### PROMPT:
Sort through the entries below and pull out lines containing the word "icon".

Data items
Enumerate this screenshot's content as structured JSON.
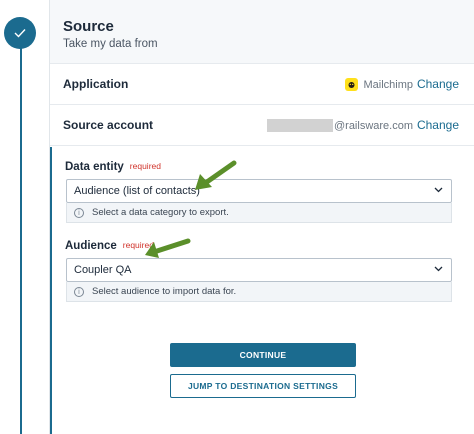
{
  "step": {
    "status_icon": "check-icon"
  },
  "source": {
    "title": "Source",
    "subtitle": "Take my data from",
    "application": {
      "label": "Application",
      "value": "Mailchimp",
      "icon": "mailchimp-logo-icon",
      "change": "Change"
    },
    "account": {
      "label": "Source account",
      "value": "@railsware.com",
      "change": "Change"
    }
  },
  "data_entity": {
    "label": "Data entity",
    "required": "required",
    "value": "Audience (list of contacts)",
    "hint": "Select a data category to export."
  },
  "audience": {
    "label": "Audience",
    "required": "required",
    "value": "Coupler QA",
    "hint": "Select audience to import data for."
  },
  "buttons": {
    "continue": "CONTINUE",
    "jump": "JUMP TO DESTINATION SETTINGS"
  },
  "colors": {
    "accent": "#1b6b8f",
    "required": "#d0342c",
    "annotation_arrow": "#5b8f2a"
  }
}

### RESULT OF THE TASK:
    "status_icon": "check-icon"
      "icon": "mailchimp-logo-icon",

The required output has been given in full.